From the entries below, gather each line containing the word "Your".

Data records
━━━

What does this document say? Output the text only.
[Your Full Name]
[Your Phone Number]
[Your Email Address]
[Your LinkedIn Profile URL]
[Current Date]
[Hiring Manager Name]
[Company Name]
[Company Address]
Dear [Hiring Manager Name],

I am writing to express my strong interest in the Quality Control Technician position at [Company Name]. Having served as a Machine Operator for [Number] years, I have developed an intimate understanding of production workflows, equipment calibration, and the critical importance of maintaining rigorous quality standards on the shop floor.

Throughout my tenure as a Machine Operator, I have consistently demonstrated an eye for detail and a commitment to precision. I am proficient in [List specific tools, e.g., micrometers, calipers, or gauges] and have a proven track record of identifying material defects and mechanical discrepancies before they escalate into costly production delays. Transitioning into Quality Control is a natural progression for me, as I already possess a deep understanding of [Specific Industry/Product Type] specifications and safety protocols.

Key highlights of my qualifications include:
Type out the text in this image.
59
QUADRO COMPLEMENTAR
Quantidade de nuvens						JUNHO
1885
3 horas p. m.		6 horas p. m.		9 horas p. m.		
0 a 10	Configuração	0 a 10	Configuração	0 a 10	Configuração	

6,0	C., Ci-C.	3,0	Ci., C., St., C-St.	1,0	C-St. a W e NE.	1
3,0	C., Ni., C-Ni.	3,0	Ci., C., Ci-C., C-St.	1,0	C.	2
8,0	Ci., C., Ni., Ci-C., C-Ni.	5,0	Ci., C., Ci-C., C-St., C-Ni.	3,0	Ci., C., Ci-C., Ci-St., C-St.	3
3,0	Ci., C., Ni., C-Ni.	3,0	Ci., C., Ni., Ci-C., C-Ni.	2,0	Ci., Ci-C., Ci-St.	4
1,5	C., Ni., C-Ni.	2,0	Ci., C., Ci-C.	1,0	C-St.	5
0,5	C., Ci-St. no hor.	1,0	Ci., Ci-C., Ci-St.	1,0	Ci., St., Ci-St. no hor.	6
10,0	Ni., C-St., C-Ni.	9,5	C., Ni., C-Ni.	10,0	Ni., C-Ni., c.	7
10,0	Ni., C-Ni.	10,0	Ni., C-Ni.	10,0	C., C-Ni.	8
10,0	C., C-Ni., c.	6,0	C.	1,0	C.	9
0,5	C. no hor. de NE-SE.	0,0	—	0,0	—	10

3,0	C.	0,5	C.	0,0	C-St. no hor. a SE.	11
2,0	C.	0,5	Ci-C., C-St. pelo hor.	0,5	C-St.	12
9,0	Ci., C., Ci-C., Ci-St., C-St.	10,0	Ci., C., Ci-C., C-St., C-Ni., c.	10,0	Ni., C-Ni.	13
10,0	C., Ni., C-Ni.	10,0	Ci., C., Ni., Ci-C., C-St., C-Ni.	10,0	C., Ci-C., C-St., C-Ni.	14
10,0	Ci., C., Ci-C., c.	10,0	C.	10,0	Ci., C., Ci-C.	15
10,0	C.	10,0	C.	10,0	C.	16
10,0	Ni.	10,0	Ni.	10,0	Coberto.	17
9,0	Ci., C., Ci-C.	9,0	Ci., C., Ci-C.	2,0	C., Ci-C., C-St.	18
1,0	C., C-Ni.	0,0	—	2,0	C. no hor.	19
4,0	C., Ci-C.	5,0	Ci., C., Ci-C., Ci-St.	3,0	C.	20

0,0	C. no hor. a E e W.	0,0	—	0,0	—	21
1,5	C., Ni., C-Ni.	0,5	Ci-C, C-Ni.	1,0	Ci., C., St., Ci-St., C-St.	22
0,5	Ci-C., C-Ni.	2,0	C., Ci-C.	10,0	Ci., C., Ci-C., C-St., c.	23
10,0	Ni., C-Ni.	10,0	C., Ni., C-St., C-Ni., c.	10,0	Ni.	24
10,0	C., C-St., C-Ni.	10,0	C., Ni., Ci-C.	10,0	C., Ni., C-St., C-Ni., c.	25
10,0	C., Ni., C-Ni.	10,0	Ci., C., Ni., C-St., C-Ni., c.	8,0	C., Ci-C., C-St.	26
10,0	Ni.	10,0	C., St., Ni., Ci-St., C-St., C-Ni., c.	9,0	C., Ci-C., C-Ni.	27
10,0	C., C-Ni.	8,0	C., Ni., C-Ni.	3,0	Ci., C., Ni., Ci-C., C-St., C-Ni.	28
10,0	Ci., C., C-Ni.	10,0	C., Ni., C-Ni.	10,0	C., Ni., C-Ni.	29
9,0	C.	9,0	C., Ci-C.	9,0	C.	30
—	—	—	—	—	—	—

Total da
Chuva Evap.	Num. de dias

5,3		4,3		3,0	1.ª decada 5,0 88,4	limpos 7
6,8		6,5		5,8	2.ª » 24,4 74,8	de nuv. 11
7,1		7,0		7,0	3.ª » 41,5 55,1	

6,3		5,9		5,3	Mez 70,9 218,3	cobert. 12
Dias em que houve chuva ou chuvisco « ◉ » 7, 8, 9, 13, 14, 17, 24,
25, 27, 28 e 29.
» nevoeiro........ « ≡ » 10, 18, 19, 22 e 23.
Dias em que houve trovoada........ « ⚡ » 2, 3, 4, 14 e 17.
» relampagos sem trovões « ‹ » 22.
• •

━━━

_Result_
[Your Full Name]
[Your Phone Number]
[Your Email Address]
[Your LinkedIn Profile URL]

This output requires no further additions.